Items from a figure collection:

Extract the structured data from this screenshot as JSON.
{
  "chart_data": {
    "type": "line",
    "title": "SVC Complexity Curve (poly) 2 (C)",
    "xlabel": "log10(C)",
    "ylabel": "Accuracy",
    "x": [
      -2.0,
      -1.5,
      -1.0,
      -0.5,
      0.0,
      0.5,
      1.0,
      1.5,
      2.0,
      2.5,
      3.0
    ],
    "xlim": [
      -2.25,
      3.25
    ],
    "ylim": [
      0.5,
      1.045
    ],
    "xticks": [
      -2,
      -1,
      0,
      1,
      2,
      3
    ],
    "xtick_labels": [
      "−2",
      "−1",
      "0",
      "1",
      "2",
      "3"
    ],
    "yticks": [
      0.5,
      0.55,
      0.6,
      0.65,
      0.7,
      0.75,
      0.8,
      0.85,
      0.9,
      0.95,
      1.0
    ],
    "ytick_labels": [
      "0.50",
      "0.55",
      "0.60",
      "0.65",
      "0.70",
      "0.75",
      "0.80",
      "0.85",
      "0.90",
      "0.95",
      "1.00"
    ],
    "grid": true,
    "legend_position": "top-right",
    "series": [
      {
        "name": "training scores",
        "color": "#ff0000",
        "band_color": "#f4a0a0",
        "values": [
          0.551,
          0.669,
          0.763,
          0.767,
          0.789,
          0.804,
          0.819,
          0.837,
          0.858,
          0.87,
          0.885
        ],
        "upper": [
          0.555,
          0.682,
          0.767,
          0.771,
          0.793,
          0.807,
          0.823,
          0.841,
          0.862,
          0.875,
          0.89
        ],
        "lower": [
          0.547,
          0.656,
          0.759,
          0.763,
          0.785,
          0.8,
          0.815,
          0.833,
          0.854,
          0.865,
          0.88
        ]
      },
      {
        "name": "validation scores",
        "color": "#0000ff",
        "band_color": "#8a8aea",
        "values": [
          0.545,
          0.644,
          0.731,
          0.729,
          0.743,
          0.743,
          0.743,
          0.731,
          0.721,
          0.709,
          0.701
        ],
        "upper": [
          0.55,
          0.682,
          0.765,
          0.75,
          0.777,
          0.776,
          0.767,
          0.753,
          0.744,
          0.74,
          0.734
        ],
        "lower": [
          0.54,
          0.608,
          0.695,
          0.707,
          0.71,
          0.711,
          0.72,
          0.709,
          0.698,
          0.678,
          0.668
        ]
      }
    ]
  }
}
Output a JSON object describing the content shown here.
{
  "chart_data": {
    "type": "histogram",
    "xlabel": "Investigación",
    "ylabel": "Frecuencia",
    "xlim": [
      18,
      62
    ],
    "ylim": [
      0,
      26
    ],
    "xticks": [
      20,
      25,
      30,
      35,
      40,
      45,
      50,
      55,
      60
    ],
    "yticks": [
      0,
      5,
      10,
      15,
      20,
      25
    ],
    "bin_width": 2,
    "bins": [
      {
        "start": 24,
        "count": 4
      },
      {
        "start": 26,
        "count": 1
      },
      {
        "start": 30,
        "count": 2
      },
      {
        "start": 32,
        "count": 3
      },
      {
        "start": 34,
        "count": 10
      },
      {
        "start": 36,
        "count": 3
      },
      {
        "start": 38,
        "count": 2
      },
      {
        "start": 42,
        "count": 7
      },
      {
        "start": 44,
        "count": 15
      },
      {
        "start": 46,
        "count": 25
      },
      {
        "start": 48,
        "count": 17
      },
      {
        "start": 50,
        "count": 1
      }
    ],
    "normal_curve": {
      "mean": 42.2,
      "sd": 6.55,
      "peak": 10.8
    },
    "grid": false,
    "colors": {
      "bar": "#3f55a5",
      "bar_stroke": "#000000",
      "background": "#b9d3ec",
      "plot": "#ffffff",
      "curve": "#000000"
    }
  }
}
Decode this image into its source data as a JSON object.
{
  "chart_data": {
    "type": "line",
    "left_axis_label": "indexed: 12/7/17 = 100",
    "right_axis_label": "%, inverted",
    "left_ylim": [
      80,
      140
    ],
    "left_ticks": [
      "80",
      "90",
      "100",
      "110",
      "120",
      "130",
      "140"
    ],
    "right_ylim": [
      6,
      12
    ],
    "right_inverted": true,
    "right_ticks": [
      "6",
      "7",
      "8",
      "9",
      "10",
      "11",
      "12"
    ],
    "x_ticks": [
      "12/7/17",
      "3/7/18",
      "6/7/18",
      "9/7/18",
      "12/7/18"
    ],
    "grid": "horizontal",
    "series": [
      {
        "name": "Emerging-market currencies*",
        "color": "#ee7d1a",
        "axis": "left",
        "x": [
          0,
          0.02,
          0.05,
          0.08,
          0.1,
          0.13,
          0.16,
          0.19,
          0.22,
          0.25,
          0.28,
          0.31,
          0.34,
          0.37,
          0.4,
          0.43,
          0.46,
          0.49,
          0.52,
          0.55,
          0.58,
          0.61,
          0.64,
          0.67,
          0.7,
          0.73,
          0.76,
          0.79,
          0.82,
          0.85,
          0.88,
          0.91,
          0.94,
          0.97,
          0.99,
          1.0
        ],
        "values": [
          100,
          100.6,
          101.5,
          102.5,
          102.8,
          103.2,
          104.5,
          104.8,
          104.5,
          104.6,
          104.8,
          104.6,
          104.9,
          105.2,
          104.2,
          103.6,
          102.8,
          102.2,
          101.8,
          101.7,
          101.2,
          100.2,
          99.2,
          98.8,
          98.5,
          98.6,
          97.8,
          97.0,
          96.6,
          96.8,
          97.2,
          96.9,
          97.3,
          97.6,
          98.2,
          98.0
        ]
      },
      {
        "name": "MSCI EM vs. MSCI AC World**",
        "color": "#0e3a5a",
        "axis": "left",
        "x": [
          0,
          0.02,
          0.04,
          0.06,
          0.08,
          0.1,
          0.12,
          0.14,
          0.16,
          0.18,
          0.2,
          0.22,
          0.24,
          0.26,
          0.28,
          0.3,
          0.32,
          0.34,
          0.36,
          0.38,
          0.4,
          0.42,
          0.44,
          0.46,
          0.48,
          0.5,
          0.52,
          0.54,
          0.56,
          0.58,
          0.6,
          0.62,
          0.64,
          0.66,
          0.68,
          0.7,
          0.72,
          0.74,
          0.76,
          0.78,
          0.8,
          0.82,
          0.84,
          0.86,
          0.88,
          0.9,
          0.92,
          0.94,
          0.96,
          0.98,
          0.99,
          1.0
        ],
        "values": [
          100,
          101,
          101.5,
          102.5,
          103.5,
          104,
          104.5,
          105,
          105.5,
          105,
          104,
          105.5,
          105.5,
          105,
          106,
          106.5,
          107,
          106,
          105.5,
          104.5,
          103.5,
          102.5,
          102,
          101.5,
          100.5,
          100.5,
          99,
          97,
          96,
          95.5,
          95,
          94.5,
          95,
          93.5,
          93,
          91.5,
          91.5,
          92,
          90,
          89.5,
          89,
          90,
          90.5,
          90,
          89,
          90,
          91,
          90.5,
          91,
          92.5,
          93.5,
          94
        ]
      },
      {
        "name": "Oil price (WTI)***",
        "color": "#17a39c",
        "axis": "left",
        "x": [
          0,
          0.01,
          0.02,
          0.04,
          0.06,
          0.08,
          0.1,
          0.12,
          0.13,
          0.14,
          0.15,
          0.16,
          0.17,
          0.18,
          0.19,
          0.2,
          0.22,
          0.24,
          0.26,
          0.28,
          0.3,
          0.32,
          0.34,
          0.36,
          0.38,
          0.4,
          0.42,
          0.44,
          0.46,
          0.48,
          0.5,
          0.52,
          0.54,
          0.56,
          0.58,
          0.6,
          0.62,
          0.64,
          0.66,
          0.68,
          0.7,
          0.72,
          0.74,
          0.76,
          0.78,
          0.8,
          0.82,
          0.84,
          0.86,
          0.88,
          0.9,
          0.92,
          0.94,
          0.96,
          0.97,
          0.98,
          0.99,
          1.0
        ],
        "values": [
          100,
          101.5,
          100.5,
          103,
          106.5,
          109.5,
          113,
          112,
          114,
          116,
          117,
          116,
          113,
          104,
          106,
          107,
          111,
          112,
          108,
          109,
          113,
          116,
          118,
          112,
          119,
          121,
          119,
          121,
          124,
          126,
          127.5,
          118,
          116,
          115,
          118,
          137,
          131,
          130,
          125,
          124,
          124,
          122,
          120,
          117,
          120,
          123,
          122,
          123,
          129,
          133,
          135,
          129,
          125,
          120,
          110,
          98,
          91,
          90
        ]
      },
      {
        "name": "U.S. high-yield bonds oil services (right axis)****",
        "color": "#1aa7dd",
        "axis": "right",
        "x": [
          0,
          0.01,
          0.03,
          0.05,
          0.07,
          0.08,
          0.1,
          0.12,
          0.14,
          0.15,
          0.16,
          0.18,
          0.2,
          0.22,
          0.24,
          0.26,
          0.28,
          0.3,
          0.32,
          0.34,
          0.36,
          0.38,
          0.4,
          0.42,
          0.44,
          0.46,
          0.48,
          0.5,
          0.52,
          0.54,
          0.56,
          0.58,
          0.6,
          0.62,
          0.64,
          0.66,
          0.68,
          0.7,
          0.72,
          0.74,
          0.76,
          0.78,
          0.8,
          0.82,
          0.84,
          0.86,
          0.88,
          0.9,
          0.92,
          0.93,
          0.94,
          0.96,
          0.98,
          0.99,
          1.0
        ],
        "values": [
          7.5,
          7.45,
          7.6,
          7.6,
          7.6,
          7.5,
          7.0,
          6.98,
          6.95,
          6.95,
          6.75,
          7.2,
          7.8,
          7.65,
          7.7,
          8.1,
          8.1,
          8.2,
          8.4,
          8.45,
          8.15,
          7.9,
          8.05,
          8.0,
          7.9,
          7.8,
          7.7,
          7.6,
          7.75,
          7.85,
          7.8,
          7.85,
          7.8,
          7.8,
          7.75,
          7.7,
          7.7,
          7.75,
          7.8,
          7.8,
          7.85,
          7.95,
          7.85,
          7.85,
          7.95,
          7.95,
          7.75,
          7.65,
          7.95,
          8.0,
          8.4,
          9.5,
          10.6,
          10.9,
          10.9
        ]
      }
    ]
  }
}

◆ STATED TASK ◆
Report only how many lines in the listing contain the string "grid".

◆ RESULT OF THIS EXERCISE ◆
3